Records shown
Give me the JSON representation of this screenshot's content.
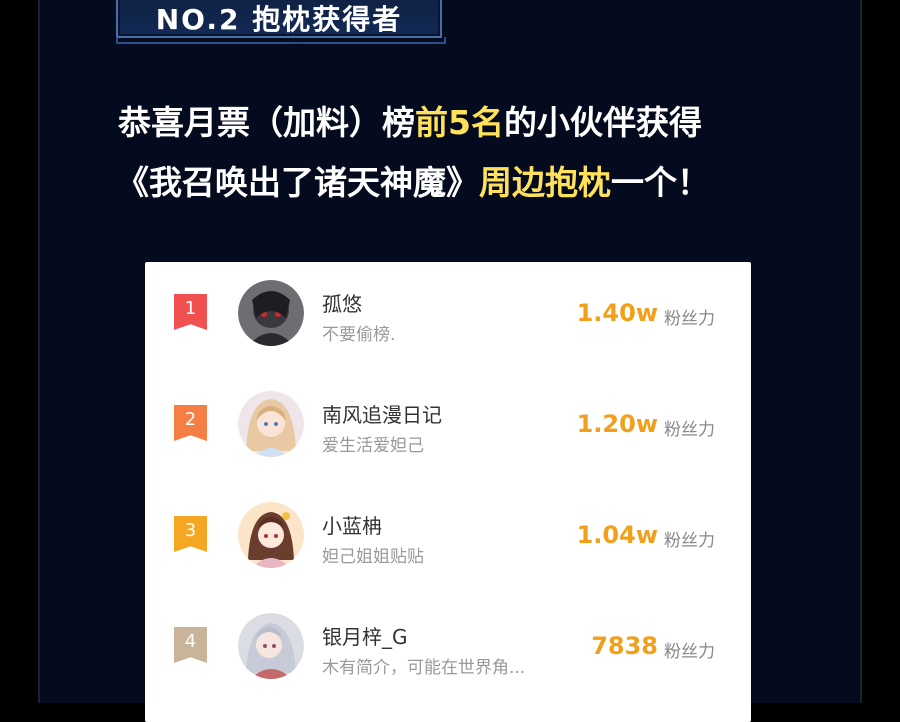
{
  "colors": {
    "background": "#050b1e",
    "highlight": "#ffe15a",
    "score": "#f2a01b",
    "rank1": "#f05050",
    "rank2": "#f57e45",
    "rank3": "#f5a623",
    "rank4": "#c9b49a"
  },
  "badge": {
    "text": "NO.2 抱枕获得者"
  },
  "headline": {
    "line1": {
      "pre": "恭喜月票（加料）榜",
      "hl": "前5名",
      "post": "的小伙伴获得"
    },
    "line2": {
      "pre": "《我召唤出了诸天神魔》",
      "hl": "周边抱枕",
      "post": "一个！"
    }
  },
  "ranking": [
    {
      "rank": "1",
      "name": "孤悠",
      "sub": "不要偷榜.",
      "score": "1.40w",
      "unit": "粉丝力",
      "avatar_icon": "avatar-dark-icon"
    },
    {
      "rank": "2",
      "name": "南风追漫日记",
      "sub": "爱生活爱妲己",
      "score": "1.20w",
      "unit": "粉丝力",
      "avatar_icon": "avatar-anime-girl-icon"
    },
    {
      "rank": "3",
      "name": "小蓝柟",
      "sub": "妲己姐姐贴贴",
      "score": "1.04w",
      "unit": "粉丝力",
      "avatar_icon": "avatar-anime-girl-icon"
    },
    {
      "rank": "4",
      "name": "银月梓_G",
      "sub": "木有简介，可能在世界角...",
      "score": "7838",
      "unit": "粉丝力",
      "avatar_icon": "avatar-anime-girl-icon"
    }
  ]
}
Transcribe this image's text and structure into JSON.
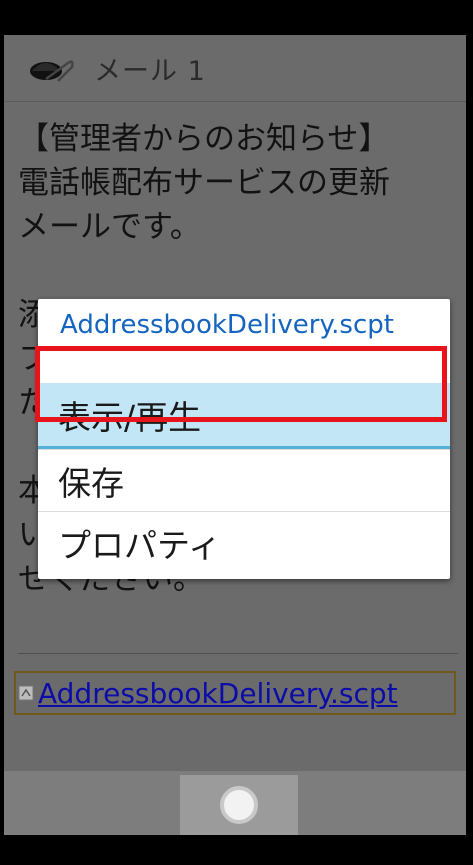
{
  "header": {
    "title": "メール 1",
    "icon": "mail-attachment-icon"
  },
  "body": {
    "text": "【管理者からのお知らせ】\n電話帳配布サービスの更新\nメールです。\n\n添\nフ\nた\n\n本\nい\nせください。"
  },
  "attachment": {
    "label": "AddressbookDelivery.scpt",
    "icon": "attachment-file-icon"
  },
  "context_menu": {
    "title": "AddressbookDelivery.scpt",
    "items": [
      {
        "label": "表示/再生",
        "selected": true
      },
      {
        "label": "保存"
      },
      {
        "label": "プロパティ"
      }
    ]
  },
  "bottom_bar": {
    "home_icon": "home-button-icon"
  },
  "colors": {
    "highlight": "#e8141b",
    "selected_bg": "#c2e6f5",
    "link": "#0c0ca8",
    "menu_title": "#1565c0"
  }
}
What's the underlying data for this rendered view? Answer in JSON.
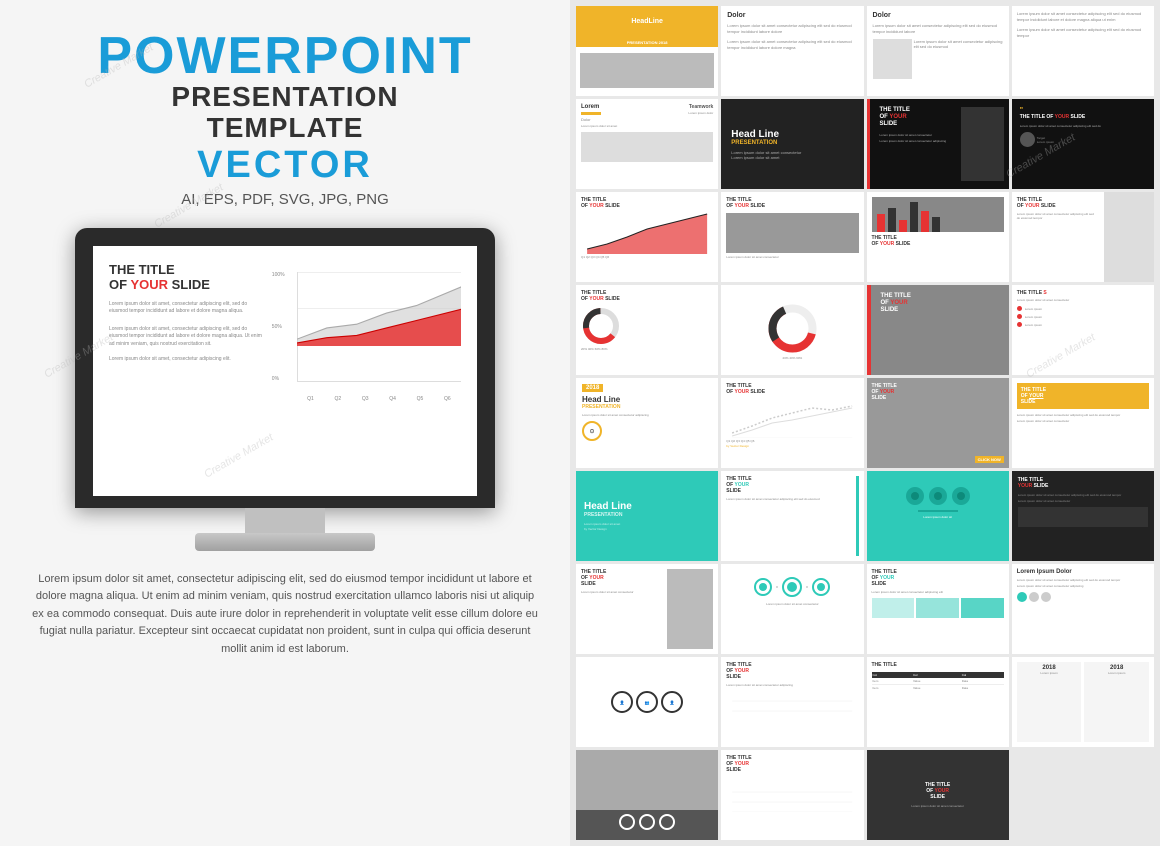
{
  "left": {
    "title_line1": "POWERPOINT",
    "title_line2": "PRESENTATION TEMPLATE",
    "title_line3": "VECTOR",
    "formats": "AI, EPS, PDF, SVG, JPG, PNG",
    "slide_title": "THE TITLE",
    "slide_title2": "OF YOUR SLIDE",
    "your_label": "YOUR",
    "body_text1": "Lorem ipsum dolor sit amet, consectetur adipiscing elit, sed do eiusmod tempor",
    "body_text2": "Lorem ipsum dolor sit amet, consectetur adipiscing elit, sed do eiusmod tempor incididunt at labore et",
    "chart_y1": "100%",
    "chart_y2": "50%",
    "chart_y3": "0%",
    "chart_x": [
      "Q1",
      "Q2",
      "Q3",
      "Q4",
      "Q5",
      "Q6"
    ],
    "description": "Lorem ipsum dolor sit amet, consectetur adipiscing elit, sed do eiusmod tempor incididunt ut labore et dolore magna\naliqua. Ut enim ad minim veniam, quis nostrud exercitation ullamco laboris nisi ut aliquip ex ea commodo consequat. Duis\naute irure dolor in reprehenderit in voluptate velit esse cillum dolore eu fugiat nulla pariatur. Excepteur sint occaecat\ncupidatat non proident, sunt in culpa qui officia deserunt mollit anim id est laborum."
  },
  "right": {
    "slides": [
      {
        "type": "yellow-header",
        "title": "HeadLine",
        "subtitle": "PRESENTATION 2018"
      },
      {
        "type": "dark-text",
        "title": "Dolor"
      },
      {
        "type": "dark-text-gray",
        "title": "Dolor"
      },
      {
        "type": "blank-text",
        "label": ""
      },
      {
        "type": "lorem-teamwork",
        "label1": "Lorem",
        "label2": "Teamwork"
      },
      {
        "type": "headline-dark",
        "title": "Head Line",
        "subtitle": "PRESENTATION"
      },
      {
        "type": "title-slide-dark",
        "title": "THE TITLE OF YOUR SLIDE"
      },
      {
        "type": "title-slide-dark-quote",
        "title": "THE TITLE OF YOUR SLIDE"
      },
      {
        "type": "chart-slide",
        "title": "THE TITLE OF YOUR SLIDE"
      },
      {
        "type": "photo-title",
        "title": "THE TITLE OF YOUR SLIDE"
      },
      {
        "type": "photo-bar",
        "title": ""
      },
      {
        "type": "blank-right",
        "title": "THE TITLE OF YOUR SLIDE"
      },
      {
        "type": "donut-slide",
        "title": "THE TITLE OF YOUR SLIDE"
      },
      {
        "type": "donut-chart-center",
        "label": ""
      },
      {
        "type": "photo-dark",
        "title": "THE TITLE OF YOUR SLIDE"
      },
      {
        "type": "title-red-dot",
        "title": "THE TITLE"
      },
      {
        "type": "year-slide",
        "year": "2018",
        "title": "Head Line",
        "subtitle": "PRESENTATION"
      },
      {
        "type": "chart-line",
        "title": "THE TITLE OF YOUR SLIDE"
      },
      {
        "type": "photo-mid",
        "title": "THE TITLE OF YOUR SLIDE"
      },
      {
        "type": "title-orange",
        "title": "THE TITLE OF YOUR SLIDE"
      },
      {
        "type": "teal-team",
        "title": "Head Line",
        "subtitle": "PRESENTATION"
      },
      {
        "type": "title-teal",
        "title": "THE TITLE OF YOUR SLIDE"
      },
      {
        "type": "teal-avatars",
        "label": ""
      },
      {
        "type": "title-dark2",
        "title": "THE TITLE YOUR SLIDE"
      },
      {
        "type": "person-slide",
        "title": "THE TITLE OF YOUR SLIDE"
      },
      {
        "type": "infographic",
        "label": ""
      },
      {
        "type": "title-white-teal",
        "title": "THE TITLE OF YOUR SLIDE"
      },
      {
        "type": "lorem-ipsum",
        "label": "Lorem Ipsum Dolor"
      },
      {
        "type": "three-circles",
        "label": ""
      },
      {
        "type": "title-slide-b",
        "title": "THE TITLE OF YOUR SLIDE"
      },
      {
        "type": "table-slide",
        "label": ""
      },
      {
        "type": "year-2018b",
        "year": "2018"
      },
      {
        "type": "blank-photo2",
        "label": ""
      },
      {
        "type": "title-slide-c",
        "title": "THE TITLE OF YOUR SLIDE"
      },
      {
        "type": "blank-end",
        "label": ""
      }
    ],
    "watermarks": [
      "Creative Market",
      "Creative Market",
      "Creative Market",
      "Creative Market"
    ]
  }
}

Task to carry out
Leave out the pictures, and give all the records again exactly.

Solved problem
Give me the JSON representation of this screenshot's content.
{
  "colors": {
    "background": "#050b1e",
    "highlight": "#ffe15a",
    "score": "#f2a01b",
    "rank1": "#f05050",
    "rank2": "#f57e45",
    "rank3": "#f5a623",
    "rank4": "#c9b49a"
  },
  "badge": {
    "text": "NO.2 抱枕获得者"
  },
  "headline": {
    "line1": {
      "pre": "恭喜月票（加料）榜",
      "hl": "前5名",
      "post": "的小伙伴获得"
    },
    "line2": {
      "pre": "《我召唤出了诸天神魔》",
      "hl": "周边抱枕",
      "post": "一个！"
    }
  },
  "ranking": [
    {
      "rank": "1",
      "name": "孤悠",
      "sub": "不要偷榜.",
      "score": "1.40w",
      "unit": "粉丝力",
      "avatar_icon": "avatar-dark-icon"
    },
    {
      "rank": "2",
      "name": "南风追漫日记",
      "sub": "爱生活爱妲己",
      "score": "1.20w",
      "unit": "粉丝力",
      "avatar_icon": "avatar-anime-girl-icon"
    },
    {
      "rank": "3",
      "name": "小蓝柟",
      "sub": "妲己姐姐贴贴",
      "score": "1.04w",
      "unit": "粉丝力",
      "avatar_icon": "avatar-anime-girl-icon"
    },
    {
      "rank": "4",
      "name": "银月梓_G",
      "sub": "木有简介，可能在世界角...",
      "score": "7838",
      "unit": "粉丝力",
      "avatar_icon": "avatar-anime-girl-icon"
    }
  ]
}
Transcribe this image's text and structure into JSON.
{
  "header": {
    "title": "メール 1",
    "icon": "mail-attachment-icon"
  },
  "body": {
    "text": "【管理者からのお知らせ】\n電話帳配布サービスの更新\nメールです。\n\n添\nフ\nた\n\n本\nい\nせください。"
  },
  "attachment": {
    "label": "AddressbookDelivery.scpt",
    "icon": "attachment-file-icon"
  },
  "context_menu": {
    "title": "AddressbookDelivery.scpt",
    "items": [
      {
        "label": "表示/再生",
        "selected": true
      },
      {
        "label": "保存"
      },
      {
        "label": "プロパティ"
      }
    ]
  },
  "bottom_bar": {
    "home_icon": "home-button-icon"
  },
  "colors": {
    "highlight": "#e8141b",
    "selected_bg": "#c2e6f5",
    "link": "#0c0ca8",
    "menu_title": "#1565c0"
  }
}
What's the underlying data for this rendered view? Answer in JSON.
{
  "left": {
    "title_line1": "POWERPOINT",
    "title_line2": "PRESENTATION TEMPLATE",
    "title_line3": "VECTOR",
    "formats": "AI, EPS, PDF, SVG, JPG, PNG",
    "slide_title": "THE TITLE",
    "slide_title2": "OF YOUR SLIDE",
    "your_label": "YOUR",
    "body_text1": "Lorem ipsum dolor sit amet, consectetur adipiscing elit, sed do eiusmod tempor",
    "body_text2": "Lorem ipsum dolor sit amet, consectetur adipiscing elit, sed do eiusmod tempor incididunt at labore et",
    "chart_y1": "100%",
    "chart_y2": "50%",
    "chart_y3": "0%",
    "chart_x": [
      "Q1",
      "Q2",
      "Q3",
      "Q4",
      "Q5",
      "Q6"
    ],
    "description": "Lorem ipsum dolor sit amet, consectetur adipiscing elit, sed do eiusmod tempor incididunt ut labore et dolore magna\naliqua. Ut enim ad minim veniam, quis nostrud exercitation ullamco laboris nisi ut aliquip ex ea commodo consequat. Duis\naute irure dolor in reprehenderit in voluptate velit esse cillum dolore eu fugiat nulla pariatur. Excepteur sint occaecat\ncupidatat non proident, sunt in culpa qui officia deserunt mollit anim id est laborum."
  },
  "right": {
    "slides": [
      {
        "type": "yellow-header",
        "title": "HeadLine",
        "subtitle": "PRESENTATION 2018"
      },
      {
        "type": "dark-text",
        "title": "Dolor"
      },
      {
        "type": "dark-text-gray",
        "title": "Dolor"
      },
      {
        "type": "blank-text",
        "label": ""
      },
      {
        "type": "lorem-teamwork",
        "label1": "Lorem",
        "label2": "Teamwork"
      },
      {
        "type": "headline-dark",
        "title": "Head Line",
        "subtitle": "PRESENTATION"
      },
      {
        "type": "title-slide-dark",
        "title": "THE TITLE OF YOUR SLIDE"
      },
      {
        "type": "title-slide-dark-quote",
        "title": "THE TITLE OF YOUR SLIDE"
      },
      {
        "type": "chart-slide",
        "title": "THE TITLE OF YOUR SLIDE"
      },
      {
        "type": "photo-title",
        "title": "THE TITLE OF YOUR SLIDE"
      },
      {
        "type": "photo-bar",
        "title": ""
      },
      {
        "type": "blank-right",
        "title": "THE TITLE OF YOUR SLIDE"
      },
      {
        "type": "donut-slide",
        "title": "THE TITLE OF YOUR SLIDE"
      },
      {
        "type": "donut-chart-center",
        "label": ""
      },
      {
        "type": "photo-dark",
        "title": "THE TITLE OF YOUR SLIDE"
      },
      {
        "type": "title-red-dot",
        "title": "THE TITLE"
      },
      {
        "type": "year-slide",
        "year": "2018",
        "title": "Head Line",
        "subtitle": "PRESENTATION"
      },
      {
        "type": "chart-line",
        "title": "THE TITLE OF YOUR SLIDE"
      },
      {
        "type": "photo-mid",
        "title": "THE TITLE OF YOUR SLIDE"
      },
      {
        "type": "title-orange",
        "title": "THE TITLE OF YOUR SLIDE"
      },
      {
        "type": "teal-team",
        "title": "Head Line",
        "subtitle": "PRESENTATION"
      },
      {
        "type": "title-teal",
        "title": "THE TITLE OF YOUR SLIDE"
      },
      {
        "type": "teal-avatars",
        "label": ""
      },
      {
        "type": "title-dark2",
        "title": "THE TITLE YOUR SLIDE"
      },
      {
        "type": "person-slide",
        "title": "THE TITLE OF YOUR SLIDE"
      },
      {
        "type": "infographic",
        "label": ""
      },
      {
        "type": "title-white-teal",
        "title": "THE TITLE OF YOUR SLIDE"
      },
      {
        "type": "lorem-ipsum",
        "label": "Lorem Ipsum Dolor"
      },
      {
        "type": "three-circles",
        "label": ""
      },
      {
        "type": "title-slide-b",
        "title": "THE TITLE OF YOUR SLIDE"
      },
      {
        "type": "table-slide",
        "label": ""
      },
      {
        "type": "year-2018b",
        "year": "2018"
      },
      {
        "type": "blank-photo2",
        "label": ""
      },
      {
        "type": "title-slide-c",
        "title": "THE TITLE OF YOUR SLIDE"
      },
      {
        "type": "blank-end",
        "label": ""
      }
    ],
    "watermarks": [
      "Creative Market",
      "Creative Market",
      "Creative Market",
      "Creative Market"
    ]
  }
}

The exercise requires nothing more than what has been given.